What is expected: Your task is to give the data again, exactly, with every line intact.

[Saved entries]
******
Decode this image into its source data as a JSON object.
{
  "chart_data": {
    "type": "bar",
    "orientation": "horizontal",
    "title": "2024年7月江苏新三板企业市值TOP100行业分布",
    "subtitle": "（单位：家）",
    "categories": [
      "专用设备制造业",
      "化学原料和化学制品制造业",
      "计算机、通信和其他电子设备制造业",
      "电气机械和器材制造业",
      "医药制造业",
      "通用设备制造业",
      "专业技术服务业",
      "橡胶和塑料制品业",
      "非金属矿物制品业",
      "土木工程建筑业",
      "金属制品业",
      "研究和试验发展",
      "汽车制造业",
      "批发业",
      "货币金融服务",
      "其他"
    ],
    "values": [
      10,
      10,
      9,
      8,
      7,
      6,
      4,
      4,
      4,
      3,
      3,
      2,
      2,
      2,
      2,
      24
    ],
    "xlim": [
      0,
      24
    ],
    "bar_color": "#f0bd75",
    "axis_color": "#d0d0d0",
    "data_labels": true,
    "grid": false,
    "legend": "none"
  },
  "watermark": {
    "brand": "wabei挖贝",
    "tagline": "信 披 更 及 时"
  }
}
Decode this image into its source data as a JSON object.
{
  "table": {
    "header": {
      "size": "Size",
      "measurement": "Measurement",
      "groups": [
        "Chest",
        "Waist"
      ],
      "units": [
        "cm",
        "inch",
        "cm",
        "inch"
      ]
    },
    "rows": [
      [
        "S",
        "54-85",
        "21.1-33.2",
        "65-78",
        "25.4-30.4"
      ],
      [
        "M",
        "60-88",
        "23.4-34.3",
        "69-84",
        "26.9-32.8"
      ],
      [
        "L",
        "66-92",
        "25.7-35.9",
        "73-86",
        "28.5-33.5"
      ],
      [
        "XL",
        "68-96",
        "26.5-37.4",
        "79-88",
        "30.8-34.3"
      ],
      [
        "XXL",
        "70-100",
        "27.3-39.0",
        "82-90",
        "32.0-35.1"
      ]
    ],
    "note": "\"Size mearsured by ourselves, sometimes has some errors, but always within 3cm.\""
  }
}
******
Full output:
Decode this image into its source data as a JSON object.
{
  "chart_data": {
    "type": "bar",
    "orientation": "horizontal",
    "title": "2024年7月江苏新三板企业市值TOP100行业分布",
    "subtitle": "（单位：家）",
    "categories": [
      "专用设备制造业",
      "化学原料和化学制品制造业",
      "计算机、通信和其他电子设备制造业",
      "电气机械和器材制造业",
      "医药制造业",
      "通用设备制造业",
      "专业技术服务业",
      "橡胶和塑料制品业",
      "非金属矿物制品业",
      "土木工程建筑业",
      "金属制品业",
      "研究和试验发展",
      "汽车制造业",
      "批发业",
      "货币金融服务",
      "其他"
    ],
    "values": [
      10,
      10,
      9,
      8,
      7,
      6,
      4,
      4,
      4,
      3,
      3,
      2,
      2,
      2,
      2,
      24
    ],
    "xlim": [
      0,
      24
    ],
    "bar_color": "#f0bd75",
    "axis_color": "#d0d0d0",
    "data_labels": true,
    "grid": false,
    "legend": "none"
  },
  "watermark": {
    "brand": "wabei挖贝",
    "tagline": "信 披 更 及 时"
  }
}
Decode this image into its source data as a JSON object.
{
  "table": {
    "header": {
      "size": "Size",
      "measurement": "Measurement",
      "groups": [
        "Chest",
        "Waist"
      ],
      "units": [
        "cm",
        "inch",
        "cm",
        "inch"
      ]
    },
    "rows": [
      [
        "S",
        "54-85",
        "21.1-33.2",
        "65-78",
        "25.4-30.4"
      ],
      [
        "M",
        "60-88",
        "23.4-34.3",
        "69-84",
        "26.9-32.8"
      ],
      [
        "L",
        "66-92",
        "25.7-35.9",
        "73-86",
        "28.5-33.5"
      ],
      [
        "XL",
        "68-96",
        "26.5-37.4",
        "79-88",
        "30.8-34.3"
      ],
      [
        "XXL",
        "70-100",
        "27.3-39.0",
        "82-90",
        "32.0-35.1"
      ]
    ],
    "note": "\"Size mearsured by ourselves, sometimes has some errors, but always within 3cm.\""
  }
}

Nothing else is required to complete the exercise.